Rows from a figure dataset
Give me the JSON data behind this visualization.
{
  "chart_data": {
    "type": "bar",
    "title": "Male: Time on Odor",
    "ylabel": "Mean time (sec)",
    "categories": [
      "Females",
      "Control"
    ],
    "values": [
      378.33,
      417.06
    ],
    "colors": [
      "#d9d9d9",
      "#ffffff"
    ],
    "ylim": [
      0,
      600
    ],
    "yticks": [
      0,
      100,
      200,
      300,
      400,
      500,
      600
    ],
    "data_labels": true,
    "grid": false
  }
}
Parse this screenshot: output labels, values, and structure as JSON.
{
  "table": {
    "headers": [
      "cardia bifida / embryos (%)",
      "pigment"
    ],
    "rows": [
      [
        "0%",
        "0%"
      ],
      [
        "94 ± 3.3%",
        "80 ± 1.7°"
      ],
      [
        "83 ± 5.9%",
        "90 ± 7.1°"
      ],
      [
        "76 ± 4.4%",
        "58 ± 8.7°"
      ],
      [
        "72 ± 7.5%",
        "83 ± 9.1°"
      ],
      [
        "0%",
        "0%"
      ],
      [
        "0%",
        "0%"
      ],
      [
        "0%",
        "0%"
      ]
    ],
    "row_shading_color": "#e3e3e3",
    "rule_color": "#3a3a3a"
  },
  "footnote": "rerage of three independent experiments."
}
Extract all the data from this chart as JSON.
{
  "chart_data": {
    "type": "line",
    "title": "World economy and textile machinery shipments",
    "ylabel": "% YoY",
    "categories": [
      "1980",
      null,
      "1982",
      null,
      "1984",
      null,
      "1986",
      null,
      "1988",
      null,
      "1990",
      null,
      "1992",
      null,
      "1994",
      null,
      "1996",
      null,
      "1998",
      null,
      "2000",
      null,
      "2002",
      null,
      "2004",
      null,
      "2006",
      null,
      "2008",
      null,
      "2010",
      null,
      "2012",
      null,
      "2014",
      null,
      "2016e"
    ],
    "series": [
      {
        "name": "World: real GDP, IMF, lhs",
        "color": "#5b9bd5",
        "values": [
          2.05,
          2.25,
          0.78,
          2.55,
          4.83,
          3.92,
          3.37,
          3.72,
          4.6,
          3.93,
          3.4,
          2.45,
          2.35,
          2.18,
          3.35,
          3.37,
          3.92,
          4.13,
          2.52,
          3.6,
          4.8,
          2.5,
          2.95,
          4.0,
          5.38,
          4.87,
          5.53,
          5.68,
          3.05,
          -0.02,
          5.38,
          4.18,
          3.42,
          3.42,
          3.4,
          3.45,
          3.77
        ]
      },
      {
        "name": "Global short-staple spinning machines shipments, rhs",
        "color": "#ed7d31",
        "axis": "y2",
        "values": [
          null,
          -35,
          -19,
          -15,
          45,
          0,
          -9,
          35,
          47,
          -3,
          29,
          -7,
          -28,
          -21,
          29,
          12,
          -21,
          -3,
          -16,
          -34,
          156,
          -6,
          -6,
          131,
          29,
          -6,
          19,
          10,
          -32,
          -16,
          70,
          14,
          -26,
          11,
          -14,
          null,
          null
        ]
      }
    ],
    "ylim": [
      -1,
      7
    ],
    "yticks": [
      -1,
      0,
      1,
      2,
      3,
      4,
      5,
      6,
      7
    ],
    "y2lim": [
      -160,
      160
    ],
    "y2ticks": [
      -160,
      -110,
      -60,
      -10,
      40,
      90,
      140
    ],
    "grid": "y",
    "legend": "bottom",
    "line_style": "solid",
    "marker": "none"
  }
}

> [Instruction]
In this exercise, repeat all entries exactly.

> [Finished answer]
Give me the JSON data behind this visualization.
{
  "chart_data": {
    "type": "bar",
    "title": "Male: Time on Odor",
    "ylabel": "Mean time (sec)",
    "categories": [
      "Females",
      "Control"
    ],
    "values": [
      378.33,
      417.06
    ],
    "colors": [
      "#d9d9d9",
      "#ffffff"
    ],
    "ylim": [
      0,
      600
    ],
    "yticks": [
      0,
      100,
      200,
      300,
      400,
      500,
      600
    ],
    "data_labels": true,
    "grid": false
  }
}
Parse this screenshot: output labels, values, and structure as JSON.
{
  "table": {
    "headers": [
      "cardia bifida / embryos (%)",
      "pigment"
    ],
    "rows": [
      [
        "0%",
        "0%"
      ],
      [
        "94 ± 3.3%",
        "80 ± 1.7°"
      ],
      [
        "83 ± 5.9%",
        "90 ± 7.1°"
      ],
      [
        "76 ± 4.4%",
        "58 ± 8.7°"
      ],
      [
        "72 ± 7.5%",
        "83 ± 9.1°"
      ],
      [
        "0%",
        "0%"
      ],
      [
        "0%",
        "0%"
      ],
      [
        "0%",
        "0%"
      ]
    ],
    "row_shading_color": "#e3e3e3",
    "rule_color": "#3a3a3a"
  },
  "footnote": "rerage of three independent experiments."
}
Extract all the data from this chart as JSON.
{
  "chart_data": {
    "type": "line",
    "title": "World economy and textile machinery shipments",
    "ylabel": "% YoY",
    "categories": [
      "1980",
      null,
      "1982",
      null,
      "1984",
      null,
      "1986",
      null,
      "1988",
      null,
      "1990",
      null,
      "1992",
      null,
      "1994",
      null,
      "1996",
      null,
      "1998",
      null,
      "2000",
      null,
      "2002",
      null,
      "2004",
      null,
      "2006",
      null,
      "2008",
      null,
      "2010",
      null,
      "2012",
      null,
      "2014",
      null,
      "2016e"
    ],
    "series": [
      {
        "name": "World: real GDP, IMF, lhs",
        "color": "#5b9bd5",
        "values": [
          2.05,
          2.25,
          0.78,
          2.55,
          4.83,
          3.92,
          3.37,
          3.72,
          4.6,
          3.93,
          3.4,
          2.45,
          2.35,
          2.18,
          3.35,
          3.37,
          3.92,
          4.13,
          2.52,
          3.6,
          4.8,
          2.5,
          2.95,
          4.0,
          5.38,
          4.87,
          5.53,
          5.68,
          3.05,
          -0.02,
          5.38,
          4.18,
          3.42,
          3.42,
          3.4,
          3.45,
          3.77
        ]
      },
      {
        "name": "Global short-staple spinning machines shipments, rhs",
        "color": "#ed7d31",
        "axis": "y2",
        "values": [
          null,
          -35,
          -19,
          -15,
          45,
          0,
          -9,
          35,
          47,
          -3,
          29,
          -7,
          -28,
          -21,
          29,
          12,
          -21,
          -3,
          -16,
          -34,
          156,
          -6,
          -6,
          131,
          29,
          -6,
          19,
          10,
          -32,
          -16,
          70,
          14,
          -26,
          11,
          -14,
          null,
          null
        ]
      }
    ],
    "ylim": [
      -1,
      7
    ],
    "yticks": [
      -1,
      0,
      1,
      2,
      3,
      4,
      5,
      6,
      7
    ],
    "y2lim": [
      -160,
      160
    ],
    "y2ticks": [
      -160,
      -110,
      -60,
      -10,
      40,
      90,
      140
    ],
    "grid": "y",
    "legend": "bottom",
    "line_style": "solid",
    "marker": "none"
  }
}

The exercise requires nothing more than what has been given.